╭─ Information shown

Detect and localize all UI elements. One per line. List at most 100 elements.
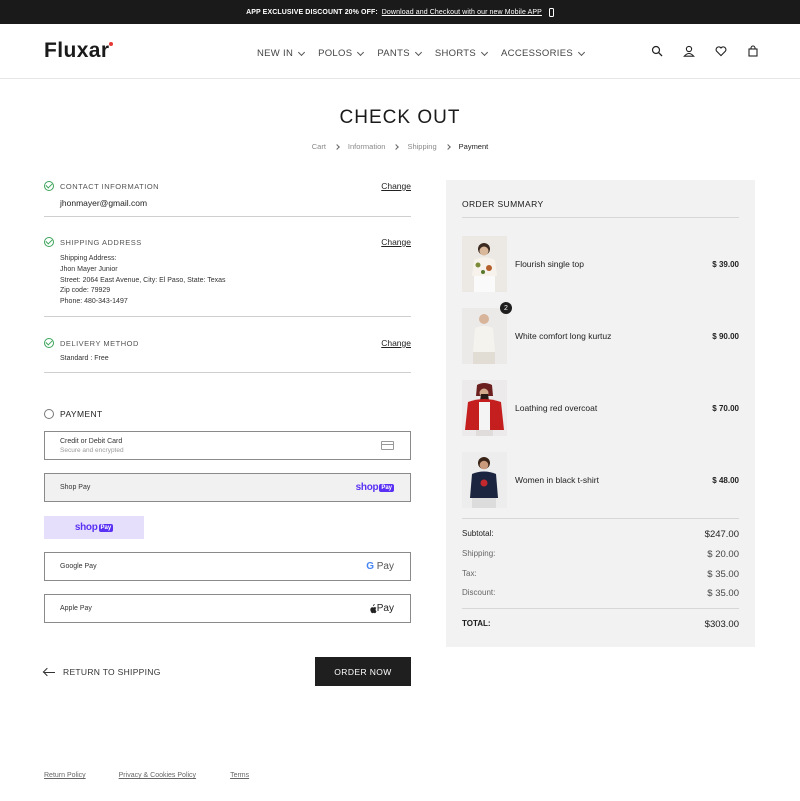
nav-item-pants[interactable]: PANTS	[377, 48, 422, 59]
google-pay-logo: G Pay	[366, 561, 394, 572]
contact-section: CONTACT INFORMATION Change	[44, 180, 411, 192]
subtotal-value: $247.00	[704, 529, 739, 540]
shop-pay-pill: Pay	[379, 483, 394, 492]
tax-label: Tax:	[462, 569, 477, 578]
product-name: Women in black t-shirt	[515, 475, 599, 485]
quantity-badge: 2	[500, 302, 512, 314]
nav-item-polos[interactable]: POLOS	[318, 48, 365, 59]
delivery-value: Standard : Free	[60, 355, 109, 362]
nav-item-new-in[interactable]: NEW IN	[257, 48, 306, 59]
nav-label: ACCESSORIES	[501, 48, 573, 59]
card-icon-wrap	[381, 441, 394, 450]
order-now-button[interactable]: ORDER NOW	[315, 657, 411, 686]
list-item: 2 White comfort long kurtuz $ 90.00	[462, 302, 739, 364]
divider	[462, 608, 739, 609]
shop-pay-button[interactable]: shop Pay	[44, 516, 144, 539]
product-thumbnail[interactable]	[462, 452, 507, 508]
change-shipping-link[interactable]: Change	[381, 237, 411, 247]
logo-text: Fluxar	[44, 39, 110, 62]
return-to-shipping-link[interactable]: RETURN TO SHIPPING	[44, 667, 161, 677]
tax-row: Tax: $ 35.00	[462, 569, 739, 580]
shipping-row: Shipping: $ 20.00	[462, 549, 739, 560]
nav-label: PANTS	[377, 48, 410, 59]
announcement-text: APP EXCLUSIVE DISCOUNT 20% OFF:	[246, 8, 378, 16]
announcement-bar: APP EXCLUSIVE DISCOUNT 20% OFF: Download…	[0, 0, 800, 24]
address-line: Shipping Address:	[60, 255, 117, 262]
payment-header: PAYMENT	[44, 409, 103, 419]
product-price: $ 70.00	[712, 403, 739, 413]
chevron-right-icon	[444, 143, 451, 150]
divider	[44, 216, 411, 217]
subtotal-row: Subtotal: $247.00	[462, 529, 739, 540]
divider	[462, 518, 739, 519]
shipping-header: SHIPPING ADDRESS Change	[44, 236, 411, 248]
card-payment-option[interactable]: Credit or Debit Card Secure and encrypte…	[44, 431, 411, 460]
apple-pay-logo: Pay	[369, 603, 394, 614]
breadcrumb-payment: Payment	[458, 142, 489, 151]
product-thumbnail[interactable]	[462, 380, 507, 436]
shop-pay-option[interactable]: Shop Pay shop Pay	[44, 473, 411, 502]
heart-icon[interactable]	[715, 45, 727, 57]
download-app-link[interactable]: Download and Checkout with our new Mobil…	[382, 9, 542, 16]
nav-label: SHORTS	[434, 48, 477, 59]
shop-pay-wordmark: shop	[74, 522, 98, 533]
return-label: RETURN TO SHIPPING	[63, 667, 161, 677]
order-summary: ORDER SUMMARY Flourish single top $ 39.0…	[446, 180, 755, 647]
discount-row: Discount: $ 35.00	[462, 588, 739, 599]
tax-value: $ 35.00	[707, 569, 739, 580]
change-delivery-link[interactable]: Change	[381, 338, 411, 348]
check-circle-icon	[44, 338, 54, 348]
card-sublabel: Secure and encrypted	[60, 446, 124, 454]
discount-value: $ 35.00	[707, 588, 739, 599]
change-contact-link[interactable]: Change	[381, 181, 411, 191]
address-line: Zip code: 79929	[60, 287, 111, 295]
return-policy-link[interactable]: Return Policy	[44, 772, 86, 779]
product-price: $ 90.00	[712, 331, 739, 341]
google-pay-option[interactable]: Google Pay G Pay	[44, 552, 411, 581]
shop-pay-logo: shop Pay	[356, 482, 394, 493]
chevron-right-icon	[393, 143, 400, 150]
contact-email: jhonmayer@gmail.com	[60, 198, 148, 208]
apple-icon	[370, 603, 377, 613]
credit-card-icon	[381, 441, 394, 450]
chevron-right-icon	[334, 143, 340, 150]
breadcrumb: Cart Information Shipping Payment	[0, 142, 800, 151]
breadcrumb-cart[interactable]: Cart	[312, 142, 326, 151]
product-thumbnail[interactable]	[462, 236, 507, 292]
address-line: Phone: 480-343-1497	[60, 298, 128, 306]
total-row: TOTAL: $303.00	[462, 619, 739, 630]
page-title: CHECK OUT	[339, 107, 461, 128]
delivery-header: DELIVERY METHOD Change	[44, 337, 411, 349]
breadcrumb-shipping[interactable]: Shipping	[407, 142, 436, 151]
terms-link[interactable]: Terms	[230, 772, 249, 779]
chevron-down-icon	[298, 48, 306, 56]
product-name: White comfort long kurtuz	[515, 331, 612, 341]
summary-title: ORDER SUMMARY	[462, 199, 544, 209]
chevron-down-icon	[577, 48, 586, 56]
privacy-policy-link[interactable]: Privacy & Cookies Policy	[119, 772, 196, 779]
search-icon[interactable]	[651, 45, 663, 57]
shipping-label: Shipping:	[462, 549, 496, 558]
nav-item-shorts[interactable]: SHORTS	[434, 48, 489, 59]
apple-pay-word: Pay	[376, 603, 394, 614]
total-value: $303.00	[704, 619, 739, 630]
check-circle-icon	[44, 237, 54, 247]
product-thumbnail[interactable]: 2	[462, 302, 512, 364]
google-pay-label: Google Pay	[60, 563, 97, 570]
card-label: Credit or Debit Card	[60, 437, 123, 445]
site-header: Fluxar NEW IN POLOS PANTS SHORTS ACCESSO…	[0, 24, 800, 79]
user-icon[interactable]	[683, 45, 695, 57]
divider	[44, 372, 411, 373]
nav-item-accessories[interactable]: ACCESSORIES	[501, 48, 586, 59]
phone-icon	[548, 7, 554, 17]
apple-pay-label: Apple Pay	[60, 605, 92, 612]
apple-pay-option[interactable]: Apple Pay Pay	[44, 594, 411, 623]
discount-label: Discount:	[462, 588, 496, 597]
chevron-down-icon	[481, 48, 489, 56]
breadcrumb-information[interactable]: Information	[348, 142, 386, 151]
logo[interactable]: Fluxar	[44, 39, 114, 63]
bag-icon[interactable]	[747, 45, 759, 57]
radio-icon[interactable]	[44, 409, 54, 419]
divider	[462, 217, 739, 218]
product-price: $ 39.00	[712, 259, 739, 269]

╰─

Render the entries that open with the line containing "48, 422, 59]" and close with the line containing "announcement-text: APP EXCLUSIVE", both included, as a JSON list of strings with one string per line and no blank lines.

## Output below
[
  "nav-item-pants[interactable]: PANTS\t[377, 48, 422, 59]",
  "google-pay-logo: G Pay\t[366, 561, 394, 572]",
  "contact-section: CONTACT INFORMATION Change\t[44, 180, 411, 192]",
  "subtotal-value: $247.00\t[704, 529, 739, 540]",
  "shop-pay-pill: Pay\t[379, 483, 394, 492]",
  "tax-label: Tax:\t[462, 569, 477, 578]",
  "product-name: Women in black t-shirt\t[515, 475, 599, 485]",
  "quantity-badge: 2\t[500, 302, 512, 314]",
  "nav-item-polos[interactable]: POLOS\t[318, 48, 365, 59]",
  "delivery-value: Standard : Free\t[60, 355, 109, 362]",
  "nav-item-new-in[interactable]: NEW IN\t[257, 48, 306, 59]",
  "nav-label: ACCESSORIES\t[501, 48, 573, 59]",
  "card-icon-wrap\t[381, 441, 394, 450]",
  "order-now-button[interactable]: ORDER NOW\t[315, 657, 411, 686]",
  "list-item: 2 White comfort long kurtuz $ 90.00\t[462, 302, 739, 364]",
  "divider\t[462, 608, 739, 609]",
  "shop-pay-button[interactable]: shop Pay\t[44, 516, 144, 539]",
  "product-thumbnail[interactable]\t[462, 452, 507, 508]",
  "change-shipping-link[interactable]: Change\t[381, 237, 411, 247]",
  "logo-text: Fluxar\t[44, 39, 110, 62]",
  "return-to-shipping-link[interactable]: RETURN TO SHIPPING\t[44, 667, 161, 677]",
  "tax-row: Tax: $ 35.00\t[462, 569, 739, 580]",
  "shipping-row: Shipping: $ 20.00\t[462, 549, 739, 560]",
  "nav-label: PANTS\t[377, 48, 410, 59]",
  "announcement-text: APP EXCLUSIVE DISCOUNT 20% OFF:\t[246, 8, 378, 16]"
]